:: PROVIDED PASSAGE ::
Journey to Christmas

Saturday, 7 p.m., CTS

It's the official start of the holiday season on TV. We know this because It's a Wonderful Life airs tonight (NBC, CTV, 8 p.m.). This program is rather different. It follows the eye-opening travels of six people of varying religious backgrounds, as they experience the Holy Land for the first time and search for what the program calls "a deeper meaning to Christmas." Beautifully made with startling visuals, it is essentially a reality show with grave spiritual undertones. Local guides and other experts are interviewed to guide both the participants and viewers toward the roots of the story of the nativity. The dramatic recreations are, inevitably, rather creaky, but it is the reaction of the participants to the environment and the history explained to them that actually captivates.

GIA: Story of a Model

Saturday, HBO Canada, 8 p.m.

The HBO movie that made Angelina Jolie famous. Sex. Lesbian sex. Drugs. Gia isn't brilliant, but it's compellingly strange and lurid. Jolie is Gia, a working-class kid who tumbled into modeling and, with her raw sexual looks, instantly became a top model. She was also a little crazy – a punk kid at home in the alternative rock world of David Bowie wannabes and drug-addled pseudo-artists. Shallow, violent, impulsive, lesbian and utterly unwilling to stop taking cocaine, she threw her short life into a downward spiral that ended with her AIDS-related death from an infected needle in 1986. Jolie is charmingly enthusiastic in enacting it all, but the movie is too enthusiastic about letting the modelling business off the hook and blaming Gia's mother, played by Mercedes Ruehl, for all her problems.

Larry King Special: A Dinner with Kings

Sunday, CNN, 8 p.m.

:: RECORDED DATA ::
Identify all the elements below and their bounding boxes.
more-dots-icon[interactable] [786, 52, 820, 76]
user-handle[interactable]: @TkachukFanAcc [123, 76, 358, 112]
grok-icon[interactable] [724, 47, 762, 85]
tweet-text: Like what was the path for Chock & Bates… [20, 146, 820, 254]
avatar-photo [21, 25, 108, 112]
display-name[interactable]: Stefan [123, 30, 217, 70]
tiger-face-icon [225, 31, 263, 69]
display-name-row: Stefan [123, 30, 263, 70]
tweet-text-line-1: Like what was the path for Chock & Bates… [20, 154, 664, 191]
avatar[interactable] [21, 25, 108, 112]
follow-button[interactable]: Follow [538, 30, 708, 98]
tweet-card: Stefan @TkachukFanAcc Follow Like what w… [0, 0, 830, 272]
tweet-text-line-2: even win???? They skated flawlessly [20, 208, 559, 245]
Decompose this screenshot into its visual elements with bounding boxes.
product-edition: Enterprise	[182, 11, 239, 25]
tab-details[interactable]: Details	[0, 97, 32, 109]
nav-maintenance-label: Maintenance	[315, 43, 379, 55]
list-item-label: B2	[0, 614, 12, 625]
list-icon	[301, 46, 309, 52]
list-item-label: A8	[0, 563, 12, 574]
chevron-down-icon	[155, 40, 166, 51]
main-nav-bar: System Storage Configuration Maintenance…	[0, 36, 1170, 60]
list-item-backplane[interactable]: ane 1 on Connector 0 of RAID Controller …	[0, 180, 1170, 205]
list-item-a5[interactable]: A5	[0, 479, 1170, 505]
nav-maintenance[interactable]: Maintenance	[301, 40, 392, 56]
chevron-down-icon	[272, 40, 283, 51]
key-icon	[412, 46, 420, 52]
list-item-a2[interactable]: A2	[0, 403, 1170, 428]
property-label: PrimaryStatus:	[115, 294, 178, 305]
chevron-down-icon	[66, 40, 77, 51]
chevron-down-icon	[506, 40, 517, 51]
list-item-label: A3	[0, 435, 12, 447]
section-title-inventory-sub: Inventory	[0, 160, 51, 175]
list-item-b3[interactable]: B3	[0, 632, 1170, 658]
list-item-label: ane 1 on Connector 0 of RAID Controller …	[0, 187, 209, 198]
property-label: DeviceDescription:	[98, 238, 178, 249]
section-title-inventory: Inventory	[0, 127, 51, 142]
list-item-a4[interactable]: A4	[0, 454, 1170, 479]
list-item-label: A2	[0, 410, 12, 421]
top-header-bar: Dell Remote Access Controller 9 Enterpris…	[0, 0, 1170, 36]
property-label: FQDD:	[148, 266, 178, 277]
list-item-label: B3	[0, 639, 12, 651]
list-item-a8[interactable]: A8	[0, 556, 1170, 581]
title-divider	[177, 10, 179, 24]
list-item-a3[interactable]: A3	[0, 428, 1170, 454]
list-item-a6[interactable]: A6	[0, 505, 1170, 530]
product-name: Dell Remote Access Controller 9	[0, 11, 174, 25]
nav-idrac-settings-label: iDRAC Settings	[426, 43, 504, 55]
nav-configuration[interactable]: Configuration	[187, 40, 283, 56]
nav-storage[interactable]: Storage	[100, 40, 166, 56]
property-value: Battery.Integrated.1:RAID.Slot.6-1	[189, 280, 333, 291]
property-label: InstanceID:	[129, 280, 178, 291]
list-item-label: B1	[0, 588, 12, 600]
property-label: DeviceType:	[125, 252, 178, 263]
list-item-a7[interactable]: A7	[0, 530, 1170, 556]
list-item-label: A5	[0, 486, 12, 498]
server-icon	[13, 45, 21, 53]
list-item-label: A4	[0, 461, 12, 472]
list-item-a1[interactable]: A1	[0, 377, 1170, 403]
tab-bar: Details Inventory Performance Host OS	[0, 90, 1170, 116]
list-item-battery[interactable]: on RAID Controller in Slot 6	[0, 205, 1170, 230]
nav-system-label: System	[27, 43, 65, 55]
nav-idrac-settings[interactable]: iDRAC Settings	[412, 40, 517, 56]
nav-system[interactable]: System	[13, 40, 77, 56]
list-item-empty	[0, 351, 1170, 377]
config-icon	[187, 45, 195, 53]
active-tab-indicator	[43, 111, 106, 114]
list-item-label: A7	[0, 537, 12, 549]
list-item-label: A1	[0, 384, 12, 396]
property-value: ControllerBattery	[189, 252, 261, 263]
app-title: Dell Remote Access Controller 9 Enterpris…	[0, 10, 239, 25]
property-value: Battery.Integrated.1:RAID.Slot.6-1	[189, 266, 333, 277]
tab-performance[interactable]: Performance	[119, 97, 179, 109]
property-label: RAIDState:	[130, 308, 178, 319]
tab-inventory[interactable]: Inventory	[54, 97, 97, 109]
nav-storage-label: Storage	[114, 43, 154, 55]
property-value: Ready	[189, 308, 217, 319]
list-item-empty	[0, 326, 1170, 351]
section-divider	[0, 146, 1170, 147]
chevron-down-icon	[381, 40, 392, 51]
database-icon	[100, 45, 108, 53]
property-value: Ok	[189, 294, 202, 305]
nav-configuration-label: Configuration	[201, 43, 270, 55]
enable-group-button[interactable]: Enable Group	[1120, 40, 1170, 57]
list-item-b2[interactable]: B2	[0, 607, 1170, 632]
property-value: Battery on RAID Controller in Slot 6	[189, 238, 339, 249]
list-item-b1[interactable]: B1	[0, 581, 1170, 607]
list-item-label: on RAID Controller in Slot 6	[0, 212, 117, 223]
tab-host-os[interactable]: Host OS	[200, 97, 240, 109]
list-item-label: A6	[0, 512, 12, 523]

:: THINGS TO DO ::
1. In the TV listings, how many people does Journey to Christmas follow through the Holy Land?
2. Carry the TV listings forward from the point where they stop.

:: RESPONSES PER TASK ::
1. Six people of varying religious backgrounds.

2.
Larry King hasn't really left CNN. Here, in one of the specials he now regularly contributes, he and his wife Shawn have dinner with Conan O'Brien, Tyra Banks, Russell Brand, Shaquille O'Neal, Quincy Jones, Seth MacFarlane and others. The dinner is, of course, prepared by a celebrity chef. In this case Wolfgang Puck. The topics under discussion for dinner are life, love, insecurities, success and failures. Really, though, it's insecurity that dominates. Conan O'Brien says: "There's a tendency for people to look at a table like some of the people that are here and say they've made it. They have it. And what they don't understand is the amount of insecurity that drives you when you're 15. But it's still there when you're 48." Further, Tyra Banks asserts she's not sexy: "I'm so not sexy. I know how to turn it on for a picture, but I'm not sexy in real life." Hey, Hollywood celebrities are just like you and me.

Pan Am

Sunday, ABC, CTV, 10 p.m.

It's hard to believe that this heavily promoted and much-talked-about show is in trouble. But it is. It hasn't been cancelled, but will disappear from the schedule in early 2012 and is a long shot for renewal. Little wonder, really. Expensive to make, it got attention but failed to capture a large, loyal following. While the initial attraction was the retro look and feel and the sense that it took viewers back to a more optimistic time, that sensibility evaporated and the show descended into low-grade soap-opera dramatics. Tonight, the Pan Am crew are in London, England. The plot synopsis is this: "Once in London, Ted enlists Laura's help to try to make an old flame jealous, but things don't go the way he expects. Maggie butts heads with a hawkish congressman who disagrees with her political views, but things really heat up when she tries to change his mind about his beliefs and ends up sparking an attraction with him." Hardly must-see TV. If you're addicted, watch it while you still can.

Check local listings.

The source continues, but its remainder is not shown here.